Records for this exercise:
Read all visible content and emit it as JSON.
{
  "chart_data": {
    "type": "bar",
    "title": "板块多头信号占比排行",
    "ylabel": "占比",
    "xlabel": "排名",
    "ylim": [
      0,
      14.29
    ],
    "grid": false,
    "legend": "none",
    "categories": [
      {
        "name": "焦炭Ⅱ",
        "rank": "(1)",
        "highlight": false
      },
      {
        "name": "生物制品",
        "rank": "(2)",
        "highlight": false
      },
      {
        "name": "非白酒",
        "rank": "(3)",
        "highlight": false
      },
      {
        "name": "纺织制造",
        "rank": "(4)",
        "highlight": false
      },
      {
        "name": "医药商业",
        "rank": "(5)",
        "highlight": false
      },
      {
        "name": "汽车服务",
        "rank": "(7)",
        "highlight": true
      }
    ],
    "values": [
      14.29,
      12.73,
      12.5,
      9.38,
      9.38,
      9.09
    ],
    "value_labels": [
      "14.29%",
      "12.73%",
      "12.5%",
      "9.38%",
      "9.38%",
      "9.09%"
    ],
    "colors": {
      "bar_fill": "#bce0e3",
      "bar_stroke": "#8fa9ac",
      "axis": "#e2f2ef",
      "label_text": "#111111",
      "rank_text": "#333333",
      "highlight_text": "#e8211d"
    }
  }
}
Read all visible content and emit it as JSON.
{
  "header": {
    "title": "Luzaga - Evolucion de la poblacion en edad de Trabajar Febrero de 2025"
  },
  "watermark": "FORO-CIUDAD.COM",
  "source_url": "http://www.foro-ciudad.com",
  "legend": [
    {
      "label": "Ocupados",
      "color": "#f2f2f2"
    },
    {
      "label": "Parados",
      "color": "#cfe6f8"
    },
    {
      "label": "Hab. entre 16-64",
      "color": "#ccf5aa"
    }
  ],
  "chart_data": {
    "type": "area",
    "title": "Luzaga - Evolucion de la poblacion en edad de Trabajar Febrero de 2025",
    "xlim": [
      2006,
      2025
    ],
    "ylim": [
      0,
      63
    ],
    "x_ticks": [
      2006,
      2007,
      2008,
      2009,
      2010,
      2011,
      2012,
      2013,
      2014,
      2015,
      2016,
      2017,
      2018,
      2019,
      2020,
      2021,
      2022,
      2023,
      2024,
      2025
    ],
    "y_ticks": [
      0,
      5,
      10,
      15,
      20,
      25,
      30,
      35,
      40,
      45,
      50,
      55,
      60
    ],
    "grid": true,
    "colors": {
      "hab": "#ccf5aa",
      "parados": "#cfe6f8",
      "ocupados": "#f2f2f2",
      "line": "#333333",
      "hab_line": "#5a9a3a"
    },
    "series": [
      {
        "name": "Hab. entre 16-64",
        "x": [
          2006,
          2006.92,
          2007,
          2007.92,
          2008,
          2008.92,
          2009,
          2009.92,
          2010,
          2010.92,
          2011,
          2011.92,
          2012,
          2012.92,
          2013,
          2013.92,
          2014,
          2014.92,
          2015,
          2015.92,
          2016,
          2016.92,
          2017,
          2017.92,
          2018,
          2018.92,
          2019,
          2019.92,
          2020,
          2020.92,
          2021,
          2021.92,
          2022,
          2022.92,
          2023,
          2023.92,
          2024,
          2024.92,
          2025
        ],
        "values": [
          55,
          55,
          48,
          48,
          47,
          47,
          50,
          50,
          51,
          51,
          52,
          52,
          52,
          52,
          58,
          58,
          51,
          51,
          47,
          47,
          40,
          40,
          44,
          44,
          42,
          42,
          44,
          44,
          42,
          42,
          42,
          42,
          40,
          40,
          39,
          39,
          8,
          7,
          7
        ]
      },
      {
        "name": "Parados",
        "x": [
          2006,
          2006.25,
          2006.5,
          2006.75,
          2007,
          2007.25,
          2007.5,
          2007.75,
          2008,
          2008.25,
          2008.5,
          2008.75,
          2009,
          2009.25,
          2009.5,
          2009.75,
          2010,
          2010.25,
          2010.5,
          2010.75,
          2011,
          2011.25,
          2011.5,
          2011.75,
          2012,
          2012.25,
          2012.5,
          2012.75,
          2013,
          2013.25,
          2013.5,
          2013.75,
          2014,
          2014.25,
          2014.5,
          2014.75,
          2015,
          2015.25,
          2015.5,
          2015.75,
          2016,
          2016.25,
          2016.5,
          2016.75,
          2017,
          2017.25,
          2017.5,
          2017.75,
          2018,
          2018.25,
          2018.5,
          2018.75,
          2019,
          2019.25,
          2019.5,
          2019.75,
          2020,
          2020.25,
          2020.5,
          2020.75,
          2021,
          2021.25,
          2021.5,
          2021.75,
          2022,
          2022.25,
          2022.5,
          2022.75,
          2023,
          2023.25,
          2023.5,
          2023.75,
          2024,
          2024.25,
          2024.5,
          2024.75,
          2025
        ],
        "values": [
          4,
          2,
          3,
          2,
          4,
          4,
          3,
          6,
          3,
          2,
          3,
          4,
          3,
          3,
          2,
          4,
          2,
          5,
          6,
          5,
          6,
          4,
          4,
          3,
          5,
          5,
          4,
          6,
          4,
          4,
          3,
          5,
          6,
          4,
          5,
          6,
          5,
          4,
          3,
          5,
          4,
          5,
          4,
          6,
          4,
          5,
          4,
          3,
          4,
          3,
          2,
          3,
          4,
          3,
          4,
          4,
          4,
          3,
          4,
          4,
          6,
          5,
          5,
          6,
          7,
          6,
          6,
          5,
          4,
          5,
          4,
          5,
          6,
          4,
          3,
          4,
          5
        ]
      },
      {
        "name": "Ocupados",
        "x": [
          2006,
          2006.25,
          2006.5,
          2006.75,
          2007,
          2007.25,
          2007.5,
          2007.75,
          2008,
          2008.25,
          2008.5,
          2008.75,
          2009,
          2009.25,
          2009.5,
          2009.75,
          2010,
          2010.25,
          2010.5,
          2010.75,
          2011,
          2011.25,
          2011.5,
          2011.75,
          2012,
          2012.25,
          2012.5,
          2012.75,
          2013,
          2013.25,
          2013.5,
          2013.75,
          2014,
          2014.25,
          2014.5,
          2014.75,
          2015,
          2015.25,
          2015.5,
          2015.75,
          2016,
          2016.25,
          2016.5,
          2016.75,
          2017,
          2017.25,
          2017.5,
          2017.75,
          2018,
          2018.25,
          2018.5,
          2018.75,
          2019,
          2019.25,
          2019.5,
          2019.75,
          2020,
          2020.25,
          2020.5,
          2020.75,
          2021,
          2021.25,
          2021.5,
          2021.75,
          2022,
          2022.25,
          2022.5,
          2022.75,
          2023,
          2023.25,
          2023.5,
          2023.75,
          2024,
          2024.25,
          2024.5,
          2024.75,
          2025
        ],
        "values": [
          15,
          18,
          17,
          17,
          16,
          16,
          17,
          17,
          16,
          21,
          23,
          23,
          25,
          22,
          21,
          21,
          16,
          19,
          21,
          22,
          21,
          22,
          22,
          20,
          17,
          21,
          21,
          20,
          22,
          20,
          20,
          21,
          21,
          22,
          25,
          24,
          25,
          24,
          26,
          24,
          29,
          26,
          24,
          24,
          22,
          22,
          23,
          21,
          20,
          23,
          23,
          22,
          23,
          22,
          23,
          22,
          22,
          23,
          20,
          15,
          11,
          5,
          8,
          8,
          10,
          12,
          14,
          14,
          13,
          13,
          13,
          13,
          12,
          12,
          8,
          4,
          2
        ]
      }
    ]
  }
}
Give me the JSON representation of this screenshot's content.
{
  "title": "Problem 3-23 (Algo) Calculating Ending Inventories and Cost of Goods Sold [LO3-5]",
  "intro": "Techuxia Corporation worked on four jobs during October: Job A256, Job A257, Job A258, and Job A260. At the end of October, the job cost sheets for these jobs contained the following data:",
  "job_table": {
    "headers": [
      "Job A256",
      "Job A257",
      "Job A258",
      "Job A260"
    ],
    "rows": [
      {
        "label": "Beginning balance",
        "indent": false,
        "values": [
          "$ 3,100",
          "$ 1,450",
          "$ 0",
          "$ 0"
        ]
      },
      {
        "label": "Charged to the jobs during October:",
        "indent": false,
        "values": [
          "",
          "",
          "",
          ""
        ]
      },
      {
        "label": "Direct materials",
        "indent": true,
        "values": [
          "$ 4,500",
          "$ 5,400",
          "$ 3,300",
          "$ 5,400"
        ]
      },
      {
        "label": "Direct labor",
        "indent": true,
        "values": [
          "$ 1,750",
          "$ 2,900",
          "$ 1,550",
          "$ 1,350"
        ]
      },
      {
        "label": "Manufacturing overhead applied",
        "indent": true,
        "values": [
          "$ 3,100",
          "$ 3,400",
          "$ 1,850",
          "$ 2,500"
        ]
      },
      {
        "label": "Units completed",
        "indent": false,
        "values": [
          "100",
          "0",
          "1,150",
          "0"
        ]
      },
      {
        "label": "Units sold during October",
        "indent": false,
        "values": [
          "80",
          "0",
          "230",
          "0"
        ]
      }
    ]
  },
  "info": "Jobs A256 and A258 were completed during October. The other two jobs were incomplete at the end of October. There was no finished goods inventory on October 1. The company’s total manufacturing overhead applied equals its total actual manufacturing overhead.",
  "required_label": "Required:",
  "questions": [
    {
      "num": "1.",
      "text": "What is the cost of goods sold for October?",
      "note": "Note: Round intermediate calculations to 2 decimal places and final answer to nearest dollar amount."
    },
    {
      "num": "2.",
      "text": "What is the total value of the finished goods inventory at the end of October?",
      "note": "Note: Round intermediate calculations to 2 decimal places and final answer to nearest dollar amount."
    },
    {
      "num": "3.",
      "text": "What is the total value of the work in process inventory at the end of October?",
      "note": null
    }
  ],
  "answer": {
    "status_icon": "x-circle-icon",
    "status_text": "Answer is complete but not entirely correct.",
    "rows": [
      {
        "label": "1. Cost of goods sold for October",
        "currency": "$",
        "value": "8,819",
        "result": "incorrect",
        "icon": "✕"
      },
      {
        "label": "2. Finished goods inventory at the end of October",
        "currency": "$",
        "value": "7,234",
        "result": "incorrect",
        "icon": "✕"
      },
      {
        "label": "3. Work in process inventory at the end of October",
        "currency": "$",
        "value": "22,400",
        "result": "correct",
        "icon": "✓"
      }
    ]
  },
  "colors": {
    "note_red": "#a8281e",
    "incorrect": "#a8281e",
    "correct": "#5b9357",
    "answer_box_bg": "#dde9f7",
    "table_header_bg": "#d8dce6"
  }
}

Task: Your answer should be a single number: the count of lines holding the word "edad".

Exercise solution: 2